| Goal |
Please write out the material below exactly as given.

::::

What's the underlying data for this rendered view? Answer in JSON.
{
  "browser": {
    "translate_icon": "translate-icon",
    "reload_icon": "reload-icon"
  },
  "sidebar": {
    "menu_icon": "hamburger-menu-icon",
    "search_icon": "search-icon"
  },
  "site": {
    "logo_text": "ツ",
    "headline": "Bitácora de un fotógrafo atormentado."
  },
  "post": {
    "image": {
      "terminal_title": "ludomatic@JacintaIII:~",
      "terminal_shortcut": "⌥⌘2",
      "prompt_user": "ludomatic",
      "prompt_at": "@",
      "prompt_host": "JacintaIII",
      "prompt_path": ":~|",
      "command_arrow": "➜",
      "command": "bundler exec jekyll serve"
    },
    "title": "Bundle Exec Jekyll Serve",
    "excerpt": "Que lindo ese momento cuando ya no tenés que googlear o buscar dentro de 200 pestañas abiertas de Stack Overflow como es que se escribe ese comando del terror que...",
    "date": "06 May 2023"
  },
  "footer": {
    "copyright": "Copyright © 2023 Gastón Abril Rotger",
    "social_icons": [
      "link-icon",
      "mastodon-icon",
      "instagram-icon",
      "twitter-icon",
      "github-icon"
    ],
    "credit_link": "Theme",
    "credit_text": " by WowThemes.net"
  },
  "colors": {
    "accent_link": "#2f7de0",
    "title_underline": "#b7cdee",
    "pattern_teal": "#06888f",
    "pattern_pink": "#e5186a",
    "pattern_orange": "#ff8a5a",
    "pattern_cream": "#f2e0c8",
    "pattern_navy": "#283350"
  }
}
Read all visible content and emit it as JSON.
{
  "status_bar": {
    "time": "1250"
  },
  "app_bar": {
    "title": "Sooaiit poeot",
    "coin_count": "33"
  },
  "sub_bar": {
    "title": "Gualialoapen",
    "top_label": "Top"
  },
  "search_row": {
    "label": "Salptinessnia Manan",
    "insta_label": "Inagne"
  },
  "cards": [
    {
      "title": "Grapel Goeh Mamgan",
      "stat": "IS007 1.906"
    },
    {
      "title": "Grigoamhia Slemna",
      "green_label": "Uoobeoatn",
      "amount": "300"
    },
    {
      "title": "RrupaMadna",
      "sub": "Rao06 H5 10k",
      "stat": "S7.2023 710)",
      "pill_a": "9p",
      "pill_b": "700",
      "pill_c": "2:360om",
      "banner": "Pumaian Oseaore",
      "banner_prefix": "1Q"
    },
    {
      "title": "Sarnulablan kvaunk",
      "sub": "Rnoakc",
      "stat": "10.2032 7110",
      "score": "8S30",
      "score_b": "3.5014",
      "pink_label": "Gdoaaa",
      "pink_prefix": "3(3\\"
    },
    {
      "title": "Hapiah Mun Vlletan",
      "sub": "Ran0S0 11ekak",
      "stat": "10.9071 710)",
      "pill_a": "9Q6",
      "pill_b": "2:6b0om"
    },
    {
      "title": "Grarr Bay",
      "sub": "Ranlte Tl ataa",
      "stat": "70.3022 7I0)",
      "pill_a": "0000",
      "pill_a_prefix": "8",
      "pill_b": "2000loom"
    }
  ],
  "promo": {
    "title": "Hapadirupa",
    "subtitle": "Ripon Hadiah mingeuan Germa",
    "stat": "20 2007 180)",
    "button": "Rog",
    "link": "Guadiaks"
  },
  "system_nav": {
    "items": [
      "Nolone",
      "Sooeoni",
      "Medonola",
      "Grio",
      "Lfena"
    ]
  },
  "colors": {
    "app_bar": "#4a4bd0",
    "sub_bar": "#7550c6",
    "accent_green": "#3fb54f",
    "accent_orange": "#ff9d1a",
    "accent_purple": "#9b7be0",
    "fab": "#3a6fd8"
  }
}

::::

| Task result |
What's the underlying data for this rendered view? Answer in JSON.
{
  "browser": {
    "translate_icon": "translate-icon",
    "reload_icon": "reload-icon"
  },
  "sidebar": {
    "menu_icon": "hamburger-menu-icon",
    "search_icon": "search-icon"
  },
  "site": {
    "logo_text": "ツ",
    "headline": "Bitácora de un fotógrafo atormentado."
  },
  "post": {
    "image": {
      "terminal_title": "ludomatic@JacintaIII:~",
      "terminal_shortcut": "⌥⌘2",
      "prompt_user": "ludomatic",
      "prompt_at": "@",
      "prompt_host": "JacintaIII",
      "prompt_path": ":~|",
      "command_arrow": "➜",
      "command": "bundler exec jekyll serve"
    },
    "title": "Bundle Exec Jekyll Serve",
    "excerpt": "Que lindo ese momento cuando ya no tenés que googlear o buscar dentro de 200 pestañas abiertas de Stack Overflow como es que se escribe ese comando del terror que...",
    "date": "06 May 2023"
  },
  "footer": {
    "copyright": "Copyright © 2023 Gastón Abril Rotger",
    "social_icons": [
      "link-icon",
      "mastodon-icon",
      "instagram-icon",
      "twitter-icon",
      "github-icon"
    ],
    "credit_link": "Theme",
    "credit_text": " by WowThemes.net"
  },
  "colors": {
    "accent_link": "#2f7de0",
    "title_underline": "#b7cdee",
    "pattern_teal": "#06888f",
    "pattern_pink": "#e5186a",
    "pattern_orange": "#ff8a5a",
    "pattern_cream": "#f2e0c8",
    "pattern_navy": "#283350"
  }
}
Read all visible content and emit it as JSON.
{
  "status_bar": {
    "time": "1250"
  },
  "app_bar": {
    "title": "Sooaiit poeot",
    "coin_count": "33"
  },
  "sub_bar": {
    "title": "Gualialoapen",
    "top_label": "Top"
  },
  "search_row": {
    "label": "Salptinessnia Manan",
    "insta_label": "Inagne"
  },
  "cards": [
    {
      "title": "Grapel Goeh Mamgan",
      "stat": "IS007 1.906"
    },
    {
      "title": "Grigoamhia Slemna",
      "green_label": "Uoobeoatn",
      "amount": "300"
    },
    {
      "title": "RrupaMadna",
      "sub": "Rao06 H5 10k",
      "stat": "S7.2023 710)",
      "pill_a": "9p",
      "pill_b": "700",
      "pill_c": "2:360om",
      "banner": "Pumaian Oseaore",
      "banner_prefix": "1Q"
    },
    {
      "title": "Sarnulablan kvaunk",
      "sub": "Rnoakc",
      "stat": "10.2032 7110",
      "score": "8S30",
      "score_b": "3.5014",
      "pink_label": "Gdoaaa",
      "pink_prefix": "3(3\\"
    },
    {
      "title": "Hapiah Mun Vlletan",
      "sub": "Ran0S0 11ekak",
      "stat": "10.9071 710)",
      "pill_a": "9Q6",
      "pill_b": "2:6b0om"
    },
    {
      "title": "Grarr Bay",
      "sub": "Ranlte Tl ataa",
      "stat": "70.3022 7I0)",
      "pill_a": "0000",
      "pill_a_prefix": "8",
      "pill_b": "2000loom"
    }
  ],
  "promo": {
    "title": "Hapadirupa",
    "subtitle": "Ripon Hadiah mingeuan Germa",
    "stat": "20 2007 180)",
    "button": "Rog",
    "link": "Guadiaks"
  },
  "system_nav": {
    "items": [
      "Nolone",
      "Sooeoni",
      "Medonola",
      "Grio",
      "Lfena"
    ]
  },
  "colors": {
    "app_bar": "#4a4bd0",
    "sub_bar": "#7550c6",
    "accent_green": "#3fb54f",
    "accent_orange": "#ff9d1a",
    "accent_purple": "#9b7be0",
    "fab": "#3a6fd8"
  }
}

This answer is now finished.